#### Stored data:
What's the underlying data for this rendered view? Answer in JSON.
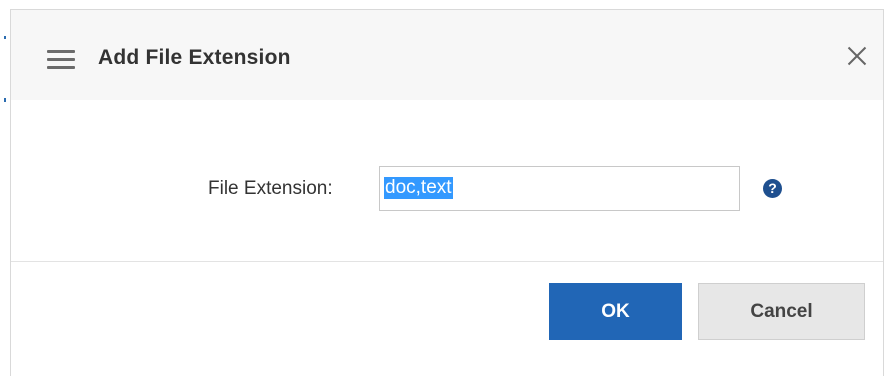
{
  "dialog": {
    "title": "Add File Extension",
    "menu_icon": "hamburger-menu-icon",
    "close_icon": "close-icon"
  },
  "form": {
    "field_label": "File Extension:",
    "field_value": "doc,text",
    "help_icon": "question-circle-icon",
    "help_glyph": "?"
  },
  "buttons": {
    "ok_label": "OK",
    "cancel_label": "Cancel"
  },
  "colors": {
    "primary": "#2166b6",
    "selection": "#3399ff",
    "help_icon": "#1e4f8f"
  }
}
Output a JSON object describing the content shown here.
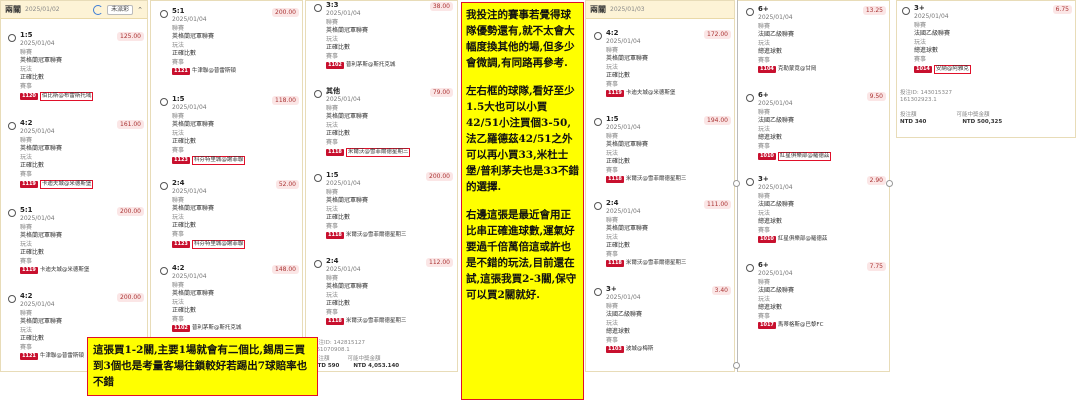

#### GIVEN PROBLEM:
In your copy, leave out the pictures and reproduce the material above exactly.

#### RESULT OF THE TASK:
What's the underlying data for this rendered view? Answer in JSON.
{
  "dialog": {
    "title": "Add File Extension",
    "menu_icon": "hamburger-menu-icon",
    "close_icon": "close-icon"
  },
  "form": {
    "field_label": "File Extension:",
    "field_value": "doc,text",
    "help_icon": "question-circle-icon",
    "help_glyph": "?"
  },
  "buttons": {
    "ok_label": "OK",
    "cancel_label": "Cancel"
  },
  "colors": {
    "primary": "#2166b6",
    "selection": "#3399ff",
    "help_icon": "#1e4f8f"
  }
}
Output a JSON object describing the content shown here.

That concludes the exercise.